• **Task**
For each record below, give an exact transcription.

Excerpts from a figure dataset
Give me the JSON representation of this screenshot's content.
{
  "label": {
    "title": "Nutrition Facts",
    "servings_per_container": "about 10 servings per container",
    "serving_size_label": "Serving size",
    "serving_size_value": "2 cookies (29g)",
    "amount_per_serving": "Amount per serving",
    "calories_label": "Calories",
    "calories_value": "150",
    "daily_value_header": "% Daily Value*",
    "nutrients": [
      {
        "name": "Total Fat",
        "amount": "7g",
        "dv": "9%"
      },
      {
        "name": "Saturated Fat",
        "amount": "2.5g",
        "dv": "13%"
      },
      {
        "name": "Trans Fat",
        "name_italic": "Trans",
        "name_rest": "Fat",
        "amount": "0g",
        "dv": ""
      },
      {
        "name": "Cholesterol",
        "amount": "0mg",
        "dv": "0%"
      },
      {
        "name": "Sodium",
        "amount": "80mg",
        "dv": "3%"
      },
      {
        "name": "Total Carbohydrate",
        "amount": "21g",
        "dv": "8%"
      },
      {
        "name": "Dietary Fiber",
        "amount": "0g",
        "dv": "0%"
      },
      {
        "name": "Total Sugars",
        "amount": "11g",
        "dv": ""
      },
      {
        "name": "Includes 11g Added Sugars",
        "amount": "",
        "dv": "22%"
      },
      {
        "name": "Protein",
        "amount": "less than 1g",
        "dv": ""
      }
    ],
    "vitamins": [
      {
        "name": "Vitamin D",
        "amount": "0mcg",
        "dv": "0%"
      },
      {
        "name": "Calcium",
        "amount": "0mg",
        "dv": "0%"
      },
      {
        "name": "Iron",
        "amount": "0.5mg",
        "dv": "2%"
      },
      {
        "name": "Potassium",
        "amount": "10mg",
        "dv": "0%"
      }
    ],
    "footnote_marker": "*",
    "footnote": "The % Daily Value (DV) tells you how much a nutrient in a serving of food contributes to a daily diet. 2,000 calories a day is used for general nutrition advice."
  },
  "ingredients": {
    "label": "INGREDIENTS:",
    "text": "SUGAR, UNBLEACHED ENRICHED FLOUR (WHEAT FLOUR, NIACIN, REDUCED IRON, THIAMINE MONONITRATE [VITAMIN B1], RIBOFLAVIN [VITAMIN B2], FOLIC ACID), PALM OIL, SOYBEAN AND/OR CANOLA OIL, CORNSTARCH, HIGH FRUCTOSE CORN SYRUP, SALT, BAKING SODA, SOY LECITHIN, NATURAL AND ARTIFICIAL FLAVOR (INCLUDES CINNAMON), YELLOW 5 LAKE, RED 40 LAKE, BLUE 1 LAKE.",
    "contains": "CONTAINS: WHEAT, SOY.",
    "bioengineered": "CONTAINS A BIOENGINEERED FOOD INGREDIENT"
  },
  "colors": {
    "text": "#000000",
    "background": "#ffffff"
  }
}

• **Written answer**
Give me the JSON representation of this screenshot's content.
{
  "label": {
    "title": "Nutrition Facts",
    "servings_per_container": "about 10 servings per container",
    "serving_size_label": "Serving size",
    "serving_size_value": "2 cookies (29g)",
    "amount_per_serving": "Amount per serving",
    "calories_label": "Calories",
    "calories_value": "150",
    "daily_value_header": "% Daily Value*",
    "nutrients": [
      {
        "name": "Total Fat",
        "amount": "7g",
        "dv": "9%"
      },
      {
        "name": "Saturated Fat",
        "amount": "2.5g",
        "dv": "13%"
      },
      {
        "name": "Trans Fat",
        "name_italic": "Trans",
        "name_rest": "Fat",
        "amount": "0g",
        "dv": ""
      },
      {
        "name": "Cholesterol",
        "amount": "0mg",
        "dv": "0%"
      },
      {
        "name": "Sodium",
        "amount": "80mg",
        "dv": "3%"
      },
      {
        "name": "Total Carbohydrate",
        "amount": "21g",
        "dv": "8%"
      },
      {
        "name": "Dietary Fiber",
        "amount": "0g",
        "dv": "0%"
      },
      {
        "name": "Total Sugars",
        "amount": "11g",
        "dv": ""
      },
      {
        "name": "Includes 11g Added Sugars",
        "amount": "",
        "dv": "22%"
      },
      {
        "name": "Protein",
        "amount": "less than 1g",
        "dv": ""
      }
    ],
    "vitamins": [
      {
        "name": "Vitamin D",
        "amount": "0mcg",
        "dv": "0%"
      },
      {
        "name": "Calcium",
        "amount": "0mg",
        "dv": "0%"
      },
      {
        "name": "Iron",
        "amount": "0.5mg",
        "dv": "2%"
      },
      {
        "name": "Potassium",
        "amount": "10mg",
        "dv": "0%"
      }
    ],
    "footnote_marker": "*",
    "footnote": "The % Daily Value (DV) tells you how much a nutrient in a serving of food contributes to a daily diet. 2,000 calories a day is used for general nutrition advice."
  },
  "ingredients": {
    "label": "INGREDIENTS:",
    "text": "SUGAR, UNBLEACHED ENRICHED FLOUR (WHEAT FLOUR, NIACIN, REDUCED IRON, THIAMINE MONONITRATE [VITAMIN B1], RIBOFLAVIN [VITAMIN B2], FOLIC ACID), PALM OIL, SOYBEAN AND/OR CANOLA OIL, CORNSTARCH, HIGH FRUCTOSE CORN SYRUP, SALT, BAKING SODA, SOY LECITHIN, NATURAL AND ARTIFICIAL FLAVOR (INCLUDES CINNAMON), YELLOW 5 LAKE, RED 40 LAKE, BLUE 1 LAKE.",
    "contains": "CONTAINS: WHEAT, SOY.",
    "bioengineered": "CONTAINS A BIOENGINEERED FOOD INGREDIENT"
  },
  "colors": {
    "text": "#000000",
    "background": "#ffffff"
  }
}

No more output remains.